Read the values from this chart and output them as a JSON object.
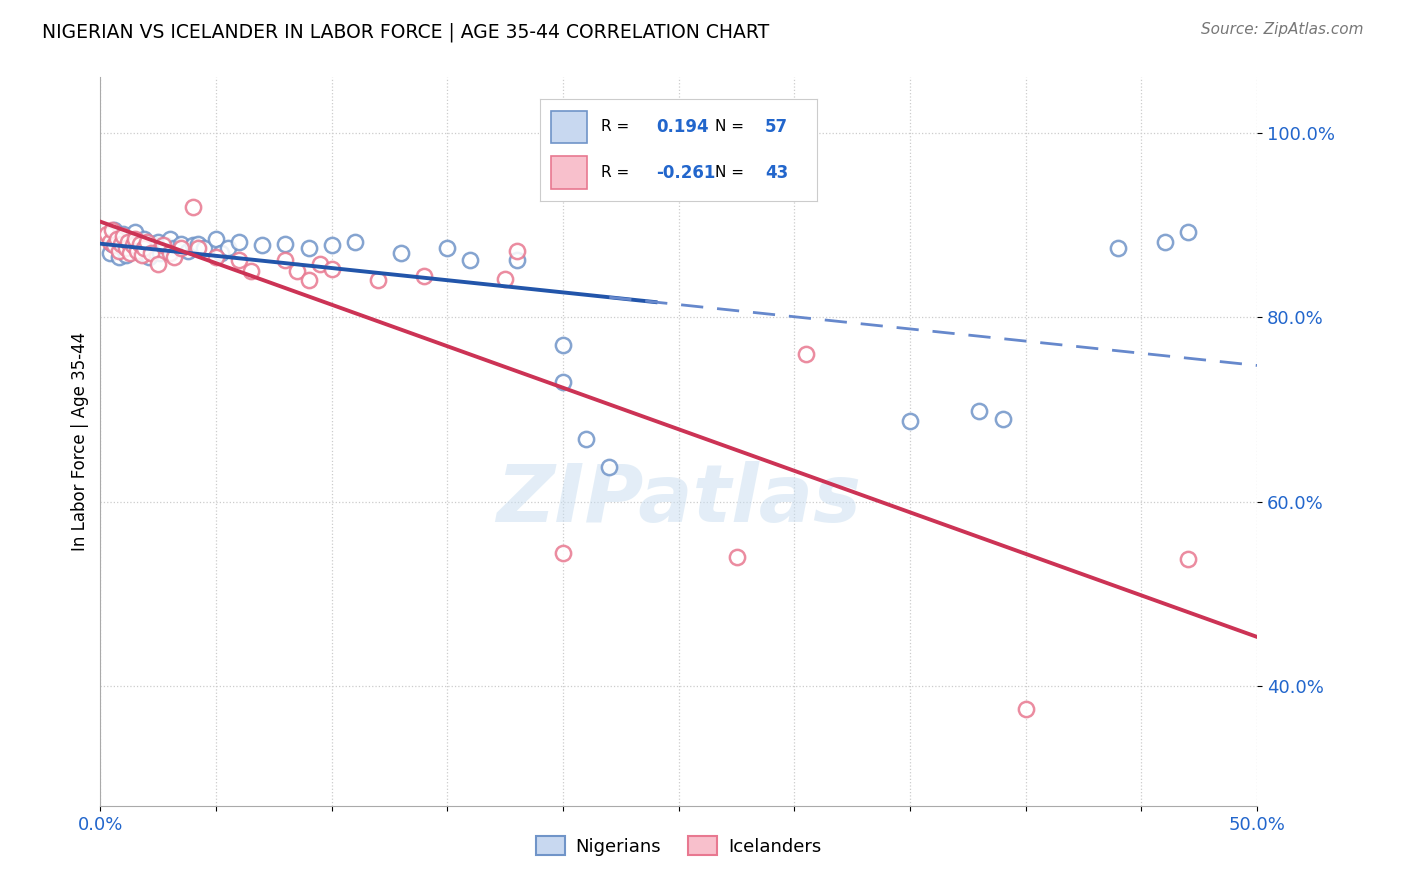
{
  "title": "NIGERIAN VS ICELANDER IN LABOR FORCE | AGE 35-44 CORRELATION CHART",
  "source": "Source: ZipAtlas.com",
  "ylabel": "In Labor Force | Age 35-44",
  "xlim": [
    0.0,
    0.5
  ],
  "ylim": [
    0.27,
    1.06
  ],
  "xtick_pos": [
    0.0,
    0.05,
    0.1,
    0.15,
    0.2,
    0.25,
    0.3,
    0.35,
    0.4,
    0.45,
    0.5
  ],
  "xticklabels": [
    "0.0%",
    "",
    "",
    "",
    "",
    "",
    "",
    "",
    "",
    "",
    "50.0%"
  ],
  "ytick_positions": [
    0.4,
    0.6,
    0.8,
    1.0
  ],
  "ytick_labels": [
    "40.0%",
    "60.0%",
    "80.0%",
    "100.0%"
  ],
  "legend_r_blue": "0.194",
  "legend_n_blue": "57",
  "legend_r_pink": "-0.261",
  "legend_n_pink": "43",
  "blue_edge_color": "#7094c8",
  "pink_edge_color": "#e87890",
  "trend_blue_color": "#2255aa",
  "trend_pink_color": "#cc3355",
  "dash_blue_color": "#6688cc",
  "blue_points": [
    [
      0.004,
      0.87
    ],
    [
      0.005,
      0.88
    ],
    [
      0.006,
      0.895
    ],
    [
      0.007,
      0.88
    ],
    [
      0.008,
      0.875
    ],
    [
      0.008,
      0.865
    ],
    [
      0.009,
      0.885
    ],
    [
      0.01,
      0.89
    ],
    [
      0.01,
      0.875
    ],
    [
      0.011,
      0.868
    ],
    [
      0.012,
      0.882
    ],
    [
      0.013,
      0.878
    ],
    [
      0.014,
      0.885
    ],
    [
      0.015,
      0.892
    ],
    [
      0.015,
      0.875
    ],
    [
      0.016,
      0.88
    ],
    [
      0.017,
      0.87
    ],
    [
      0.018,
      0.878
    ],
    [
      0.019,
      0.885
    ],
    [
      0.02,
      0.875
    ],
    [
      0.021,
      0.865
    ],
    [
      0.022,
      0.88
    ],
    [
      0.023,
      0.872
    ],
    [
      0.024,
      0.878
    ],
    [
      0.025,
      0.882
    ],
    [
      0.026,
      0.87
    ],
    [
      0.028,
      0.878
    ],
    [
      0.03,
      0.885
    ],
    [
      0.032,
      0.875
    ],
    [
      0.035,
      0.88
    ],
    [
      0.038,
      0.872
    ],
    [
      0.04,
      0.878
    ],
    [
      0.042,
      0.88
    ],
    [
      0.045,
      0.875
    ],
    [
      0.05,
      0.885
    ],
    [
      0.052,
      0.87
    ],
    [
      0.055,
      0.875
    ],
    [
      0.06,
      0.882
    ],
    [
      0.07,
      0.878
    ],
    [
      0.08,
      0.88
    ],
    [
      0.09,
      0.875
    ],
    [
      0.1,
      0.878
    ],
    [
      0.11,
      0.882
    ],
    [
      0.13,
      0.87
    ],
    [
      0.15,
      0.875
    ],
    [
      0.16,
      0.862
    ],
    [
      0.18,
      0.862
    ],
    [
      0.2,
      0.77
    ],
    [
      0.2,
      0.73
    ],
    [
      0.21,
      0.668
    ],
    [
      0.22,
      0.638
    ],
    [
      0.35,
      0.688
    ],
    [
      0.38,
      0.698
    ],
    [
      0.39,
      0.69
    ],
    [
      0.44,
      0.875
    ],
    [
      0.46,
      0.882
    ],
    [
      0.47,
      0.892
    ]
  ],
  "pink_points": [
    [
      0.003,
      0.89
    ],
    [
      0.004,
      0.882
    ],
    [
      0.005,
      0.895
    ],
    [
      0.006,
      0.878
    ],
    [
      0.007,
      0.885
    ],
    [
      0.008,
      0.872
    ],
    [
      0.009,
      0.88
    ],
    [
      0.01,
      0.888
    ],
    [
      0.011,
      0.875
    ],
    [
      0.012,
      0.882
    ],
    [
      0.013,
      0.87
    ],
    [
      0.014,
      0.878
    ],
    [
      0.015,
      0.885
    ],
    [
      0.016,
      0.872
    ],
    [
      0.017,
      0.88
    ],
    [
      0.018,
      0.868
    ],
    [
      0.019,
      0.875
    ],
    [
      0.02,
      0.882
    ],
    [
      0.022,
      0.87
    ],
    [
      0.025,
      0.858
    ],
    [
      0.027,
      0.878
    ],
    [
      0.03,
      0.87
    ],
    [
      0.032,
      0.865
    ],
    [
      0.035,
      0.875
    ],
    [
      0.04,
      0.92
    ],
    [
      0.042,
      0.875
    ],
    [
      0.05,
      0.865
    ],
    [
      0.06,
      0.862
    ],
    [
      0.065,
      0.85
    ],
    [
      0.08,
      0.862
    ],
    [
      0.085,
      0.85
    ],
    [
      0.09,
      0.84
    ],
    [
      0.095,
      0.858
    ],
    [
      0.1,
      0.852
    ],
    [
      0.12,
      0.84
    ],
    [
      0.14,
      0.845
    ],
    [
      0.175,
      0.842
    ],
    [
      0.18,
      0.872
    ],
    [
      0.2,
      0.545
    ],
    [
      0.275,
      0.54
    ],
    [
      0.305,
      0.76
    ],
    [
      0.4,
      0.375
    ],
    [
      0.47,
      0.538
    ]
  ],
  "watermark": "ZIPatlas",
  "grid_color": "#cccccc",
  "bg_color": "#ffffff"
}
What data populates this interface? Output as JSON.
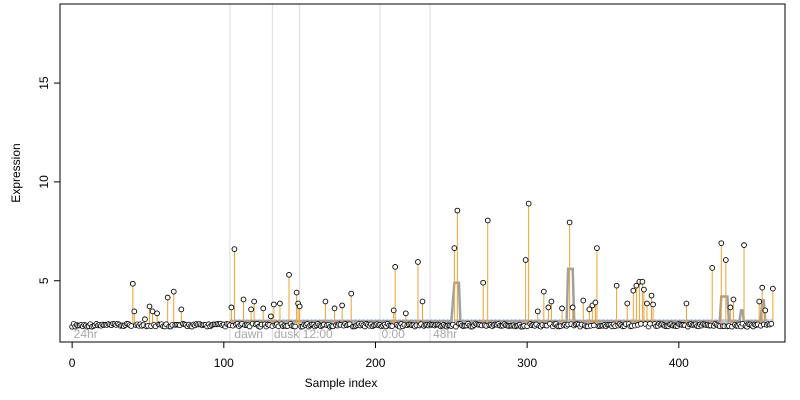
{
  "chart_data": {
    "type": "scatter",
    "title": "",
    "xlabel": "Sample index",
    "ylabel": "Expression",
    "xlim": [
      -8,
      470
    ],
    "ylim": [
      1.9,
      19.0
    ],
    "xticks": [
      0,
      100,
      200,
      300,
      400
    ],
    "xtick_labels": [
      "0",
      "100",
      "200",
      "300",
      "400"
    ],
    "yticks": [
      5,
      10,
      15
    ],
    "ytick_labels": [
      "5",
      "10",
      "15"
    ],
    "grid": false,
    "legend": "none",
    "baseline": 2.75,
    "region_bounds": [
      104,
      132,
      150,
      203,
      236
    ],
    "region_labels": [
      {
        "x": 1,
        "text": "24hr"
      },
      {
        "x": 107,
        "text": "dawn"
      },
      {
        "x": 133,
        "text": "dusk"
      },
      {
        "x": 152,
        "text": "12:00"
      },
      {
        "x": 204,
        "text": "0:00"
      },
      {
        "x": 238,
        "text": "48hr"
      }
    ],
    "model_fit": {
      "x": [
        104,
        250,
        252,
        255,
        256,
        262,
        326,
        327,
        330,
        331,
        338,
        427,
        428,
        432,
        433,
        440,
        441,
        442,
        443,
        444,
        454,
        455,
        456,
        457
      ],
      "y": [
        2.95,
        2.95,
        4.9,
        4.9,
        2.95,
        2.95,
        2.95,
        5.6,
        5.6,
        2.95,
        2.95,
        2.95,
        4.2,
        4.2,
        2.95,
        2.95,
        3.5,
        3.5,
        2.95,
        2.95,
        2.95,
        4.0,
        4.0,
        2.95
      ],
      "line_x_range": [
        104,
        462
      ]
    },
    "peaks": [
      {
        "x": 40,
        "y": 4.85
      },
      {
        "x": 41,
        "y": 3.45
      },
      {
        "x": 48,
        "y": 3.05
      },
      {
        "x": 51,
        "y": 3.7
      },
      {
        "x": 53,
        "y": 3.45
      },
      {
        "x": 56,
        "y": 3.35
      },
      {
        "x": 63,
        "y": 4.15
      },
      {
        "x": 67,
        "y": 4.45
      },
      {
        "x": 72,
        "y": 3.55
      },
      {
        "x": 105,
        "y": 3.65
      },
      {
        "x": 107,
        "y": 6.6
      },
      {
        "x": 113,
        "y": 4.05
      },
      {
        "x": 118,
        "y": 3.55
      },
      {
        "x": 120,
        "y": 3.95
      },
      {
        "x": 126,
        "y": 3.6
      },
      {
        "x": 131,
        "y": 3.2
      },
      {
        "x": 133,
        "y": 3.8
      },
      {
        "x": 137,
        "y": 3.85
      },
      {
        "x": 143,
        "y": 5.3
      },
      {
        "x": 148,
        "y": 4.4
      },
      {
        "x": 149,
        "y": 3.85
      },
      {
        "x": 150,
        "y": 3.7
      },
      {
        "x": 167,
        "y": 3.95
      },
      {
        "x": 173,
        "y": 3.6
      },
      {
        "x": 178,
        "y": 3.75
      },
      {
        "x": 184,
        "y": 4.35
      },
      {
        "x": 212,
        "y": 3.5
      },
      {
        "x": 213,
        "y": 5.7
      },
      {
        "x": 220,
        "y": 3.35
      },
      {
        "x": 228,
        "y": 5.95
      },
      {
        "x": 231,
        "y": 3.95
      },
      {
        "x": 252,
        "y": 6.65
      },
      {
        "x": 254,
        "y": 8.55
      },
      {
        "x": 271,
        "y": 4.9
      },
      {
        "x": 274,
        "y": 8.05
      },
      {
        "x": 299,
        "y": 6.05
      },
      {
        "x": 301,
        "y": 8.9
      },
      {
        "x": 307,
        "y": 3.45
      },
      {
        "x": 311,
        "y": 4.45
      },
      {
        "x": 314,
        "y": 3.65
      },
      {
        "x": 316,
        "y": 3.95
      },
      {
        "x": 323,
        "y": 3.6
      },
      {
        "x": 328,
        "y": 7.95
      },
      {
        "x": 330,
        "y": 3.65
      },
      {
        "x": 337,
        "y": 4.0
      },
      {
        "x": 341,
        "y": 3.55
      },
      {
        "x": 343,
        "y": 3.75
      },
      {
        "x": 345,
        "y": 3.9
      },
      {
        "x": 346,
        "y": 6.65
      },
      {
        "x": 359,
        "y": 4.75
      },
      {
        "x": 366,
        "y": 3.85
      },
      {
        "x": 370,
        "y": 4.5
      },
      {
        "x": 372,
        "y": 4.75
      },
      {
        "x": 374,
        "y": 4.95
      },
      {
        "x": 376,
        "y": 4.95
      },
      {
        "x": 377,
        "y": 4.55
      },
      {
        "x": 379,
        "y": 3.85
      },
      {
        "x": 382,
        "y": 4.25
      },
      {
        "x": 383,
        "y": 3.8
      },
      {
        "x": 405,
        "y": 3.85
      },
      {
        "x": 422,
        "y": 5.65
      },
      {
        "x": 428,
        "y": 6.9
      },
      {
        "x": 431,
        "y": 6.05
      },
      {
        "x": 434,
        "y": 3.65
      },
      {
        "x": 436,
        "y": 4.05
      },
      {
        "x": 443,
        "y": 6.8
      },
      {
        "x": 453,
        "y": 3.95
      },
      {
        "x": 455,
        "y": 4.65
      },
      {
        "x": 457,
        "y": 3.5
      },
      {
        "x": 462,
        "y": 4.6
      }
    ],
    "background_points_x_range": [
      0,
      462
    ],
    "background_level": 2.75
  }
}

++++++++++++++++++++

From the listing above, copy every line that holds the string "title".

  "title": "NIGERIAN VS ICELANDER IN LABOR FORCE | AGE 35-44 CORRELATION CHART",
    "title": "",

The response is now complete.